Tasks to carry out:
**1.** According to the Humboldt County housing lawsuit text, when did Humboldt Sunshine sue the county?
**2.** Carry the Humboldt County housing lawsuit text forward from its final sentence.
>> Start Text segment
Humble County Eureka's district attorneys office being sued for not being able to account for one dollar of homeless grants For the last three years, that was given for the homeless, It has been Missed Appropriated to fund other Rich People's projects, And letting the police brutalized the homeless souls that needed the money badly and Got Runoff instead !!!
The fight for housing property in Humboldt county
Humboldt County settles lawsuit with Housing for All; multifamily rezoning to be completed by Aug. 15
Donna Tam/The Times-Standard
Posted: 06/23/2011 09:51:12 AM PDT
After years of litigation over the county's low-income housing supply, the county has agreed to meet a rezoning deadline set by a local advocacy group.
The Humboldt County Board of Supervisors announced Tuesday that it has settled with advocacy group Housing for All, which intervened on the lawsuit originally filed by the Arkley-backed group Humboldt Sunshine, Inc.
In February 2007, Humboldt Sunshine sued the county saying its housing element was out of compliance with state law because it did not facilitate the development of adequate and affordable housing for all economic segments of the community.
The county must file a housing element with the state every five years to be eligible for millions of dollars in government housing grants and loans. Humboldt Sunshine challenged figures used by the county to identify land available for development.
Housing for All spokeswoman Elizabeth Conner said the group intervened in 2009.
"Housing for All intervened in the (Humboldt) Sunshine lawsuit because we felt we could better represent the rights of low-income residents," she said.
>> End Text segment
>> Start Material
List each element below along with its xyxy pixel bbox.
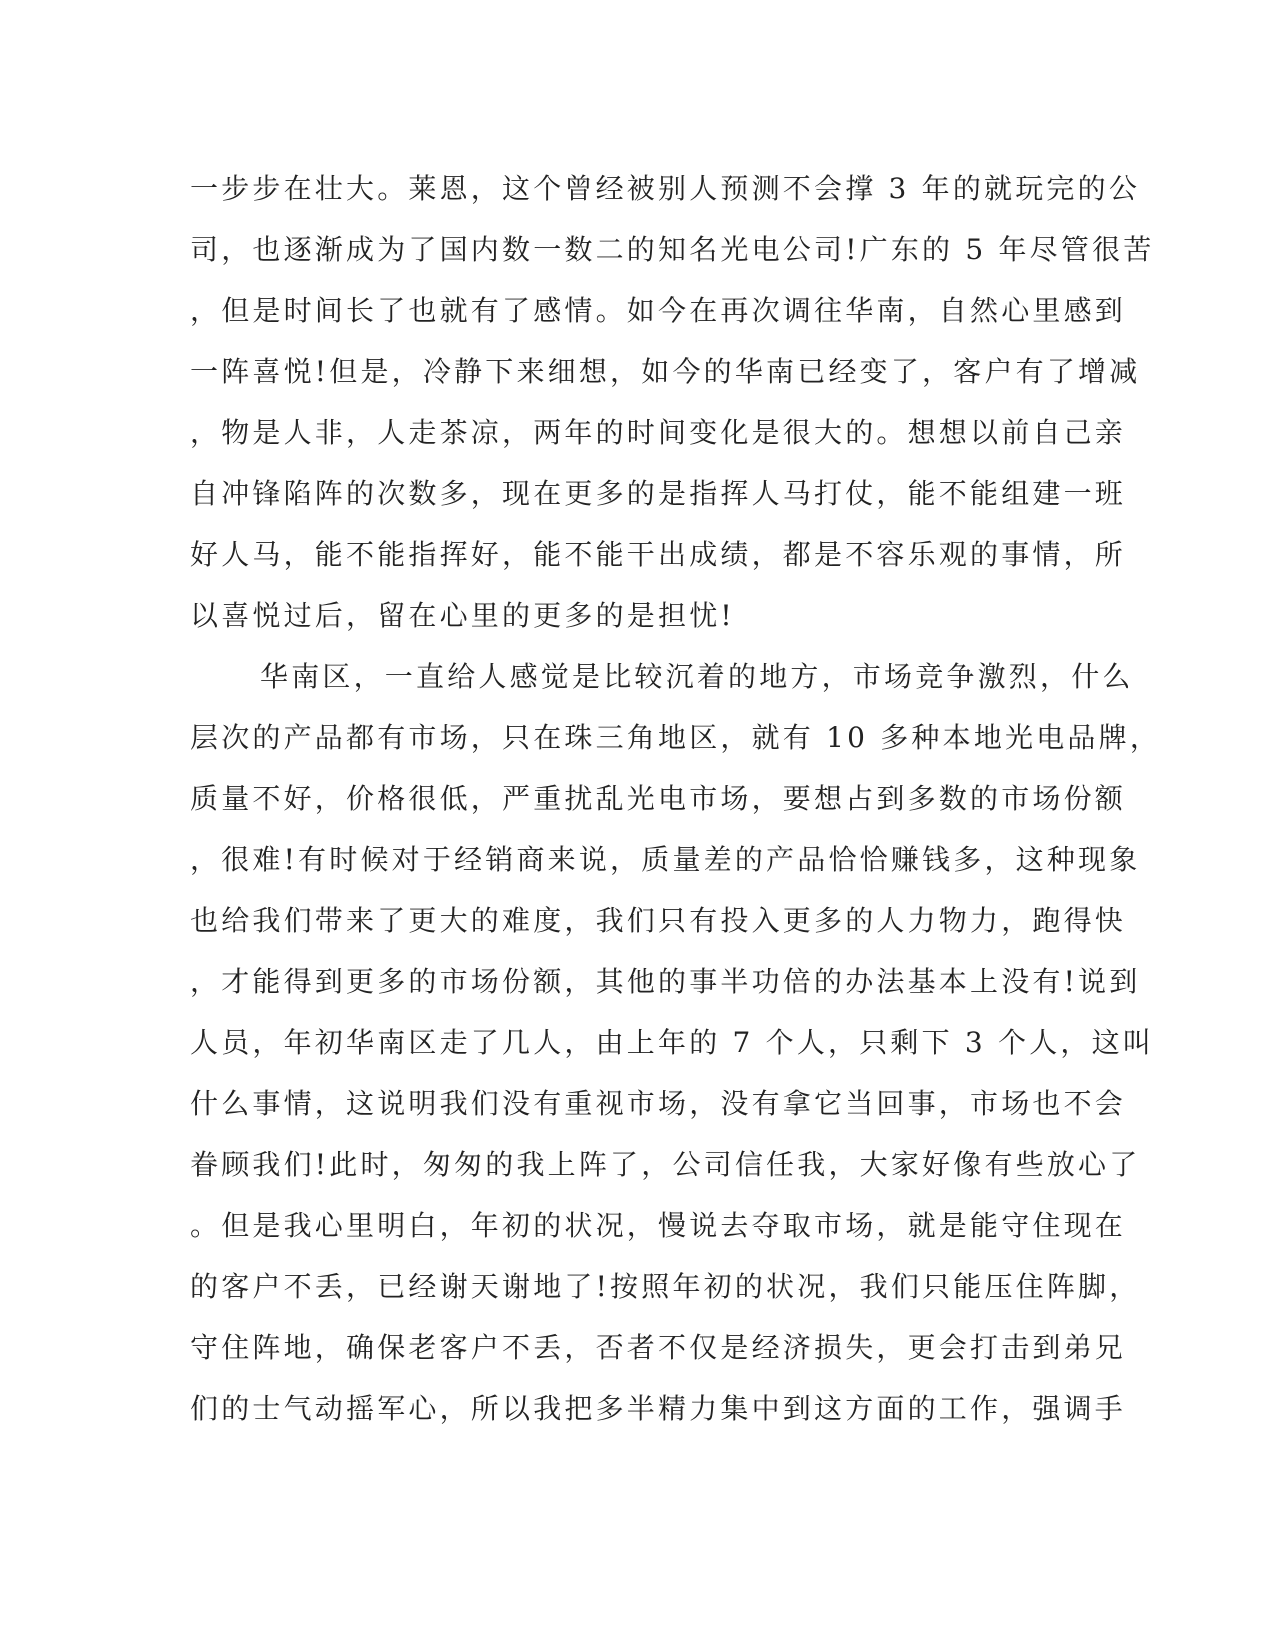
>> End Material
Answers for this exercise:
**1.** In February 2007.

**2.**
The settlement provides a timeline for completion of the multifamily rezoning effort in order to avoid a court-imposed building moratorium, or a temporary hold, as "a remedy for the county's failure to provide affordable housing," according to a county press release. If the county does not obtain its recertification for its housing element
by Aug. 15, the Humboldt County Superior Court will impose a permit moratorium that could take effect on Oct. 3.
Housing for All is asking that the county complete rezoning by July 31 in order to obtain the recertification in time.
"The Board of Supervisors has decided it is in the best interest of the county to enter into this settlement to avoid having the court impose an immediate moratorium," Chairman Mark Lovelace said in a press release.
Community Development Services Director Kirk Girard added that the agreement allows the county some flexibility to complete the rezoning without the possibility of a judge imposing an immediate moratorium after the Aug. 15 deadline.
According to Jan Turner, an attorney with Housing for All, the judge will be able to determine how widespread the moratorium, if one is imposed.
"He could take certain areas out of the county on the basis that they have no impact on whether or not the county would be able to build affordable housing," she said.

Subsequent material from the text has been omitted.